**The request:** Repeat the lines from the line with "staticText: There are" to the line with "514, 622, 694]", including both of those lines.

**Given data:**
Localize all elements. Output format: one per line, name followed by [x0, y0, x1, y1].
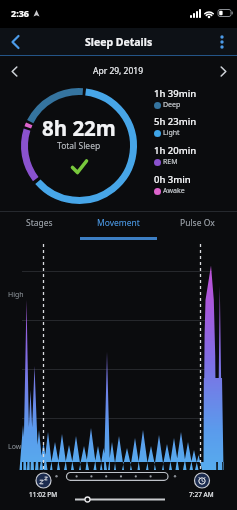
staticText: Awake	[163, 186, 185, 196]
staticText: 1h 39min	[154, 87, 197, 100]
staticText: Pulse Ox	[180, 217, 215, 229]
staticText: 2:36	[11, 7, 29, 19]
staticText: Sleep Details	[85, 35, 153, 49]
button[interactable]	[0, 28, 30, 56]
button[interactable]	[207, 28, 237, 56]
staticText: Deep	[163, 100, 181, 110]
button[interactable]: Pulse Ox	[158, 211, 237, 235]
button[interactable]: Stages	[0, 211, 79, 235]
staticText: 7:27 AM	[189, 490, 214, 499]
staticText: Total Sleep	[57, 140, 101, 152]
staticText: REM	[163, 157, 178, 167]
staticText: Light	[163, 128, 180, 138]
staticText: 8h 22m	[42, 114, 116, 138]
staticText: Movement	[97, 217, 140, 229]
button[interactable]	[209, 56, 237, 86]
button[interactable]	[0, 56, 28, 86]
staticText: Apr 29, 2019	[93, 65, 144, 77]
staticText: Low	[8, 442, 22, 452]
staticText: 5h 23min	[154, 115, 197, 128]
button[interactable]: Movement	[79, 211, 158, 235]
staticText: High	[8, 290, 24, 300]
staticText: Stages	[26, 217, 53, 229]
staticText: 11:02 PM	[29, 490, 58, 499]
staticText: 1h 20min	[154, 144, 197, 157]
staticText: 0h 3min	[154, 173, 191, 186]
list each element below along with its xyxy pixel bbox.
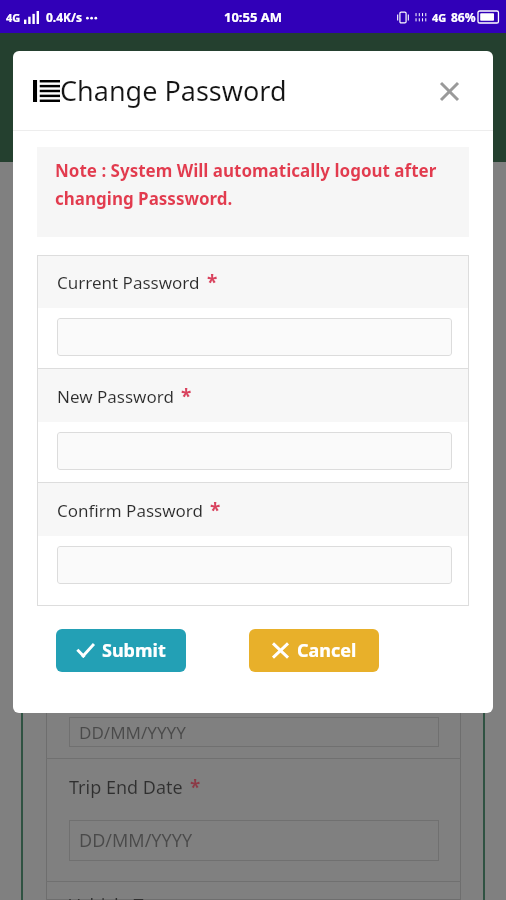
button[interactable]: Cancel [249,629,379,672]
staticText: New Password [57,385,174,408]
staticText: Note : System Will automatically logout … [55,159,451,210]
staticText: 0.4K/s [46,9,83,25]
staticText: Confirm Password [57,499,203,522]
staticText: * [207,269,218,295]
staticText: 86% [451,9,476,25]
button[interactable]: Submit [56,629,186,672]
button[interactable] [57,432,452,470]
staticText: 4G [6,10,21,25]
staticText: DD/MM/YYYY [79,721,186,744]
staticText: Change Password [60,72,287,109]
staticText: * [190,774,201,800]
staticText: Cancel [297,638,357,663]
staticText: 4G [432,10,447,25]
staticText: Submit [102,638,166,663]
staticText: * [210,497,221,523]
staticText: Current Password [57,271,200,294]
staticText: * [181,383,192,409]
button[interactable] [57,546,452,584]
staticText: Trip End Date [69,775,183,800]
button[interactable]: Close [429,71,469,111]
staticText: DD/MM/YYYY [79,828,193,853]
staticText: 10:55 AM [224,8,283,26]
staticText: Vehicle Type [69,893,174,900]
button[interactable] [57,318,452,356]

--

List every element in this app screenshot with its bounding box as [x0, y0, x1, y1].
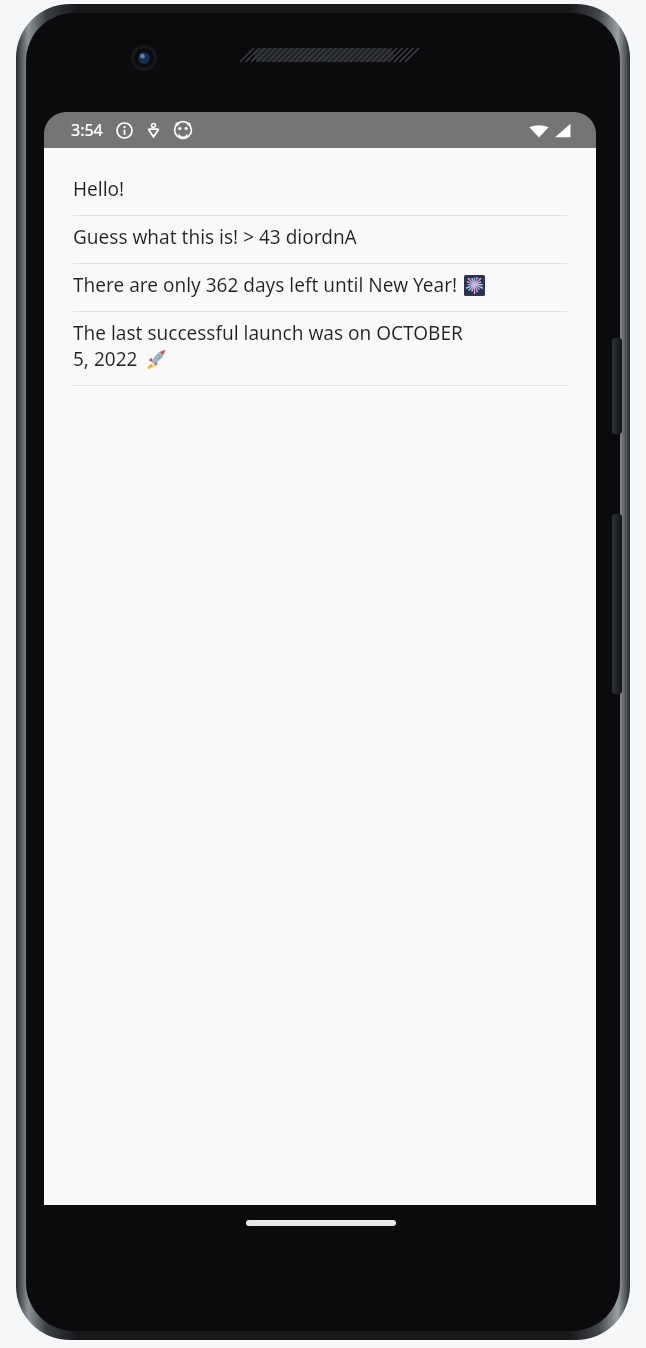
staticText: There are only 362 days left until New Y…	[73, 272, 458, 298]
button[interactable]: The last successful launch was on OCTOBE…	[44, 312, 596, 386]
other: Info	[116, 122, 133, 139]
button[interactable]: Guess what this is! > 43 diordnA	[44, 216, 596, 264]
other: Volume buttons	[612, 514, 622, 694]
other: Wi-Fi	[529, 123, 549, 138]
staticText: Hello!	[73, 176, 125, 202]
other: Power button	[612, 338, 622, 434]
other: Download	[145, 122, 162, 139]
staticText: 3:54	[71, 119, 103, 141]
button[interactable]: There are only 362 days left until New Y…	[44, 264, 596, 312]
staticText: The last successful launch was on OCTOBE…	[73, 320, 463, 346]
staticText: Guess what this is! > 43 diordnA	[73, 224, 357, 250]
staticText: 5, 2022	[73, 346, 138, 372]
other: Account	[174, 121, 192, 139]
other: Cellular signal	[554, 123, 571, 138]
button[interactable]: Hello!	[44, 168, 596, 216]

**Task result:**
staticText: There are only 362 days left until New Y…	[73, 272, 458, 298]
button[interactable]: The last successful launch was on OCTOBE…	[44, 312, 596, 386]
other: Info	[116, 122, 133, 139]
button[interactable]: Guess what this is! > 43 diordnA	[44, 216, 596, 264]
other: Volume buttons	[612, 514, 622, 694]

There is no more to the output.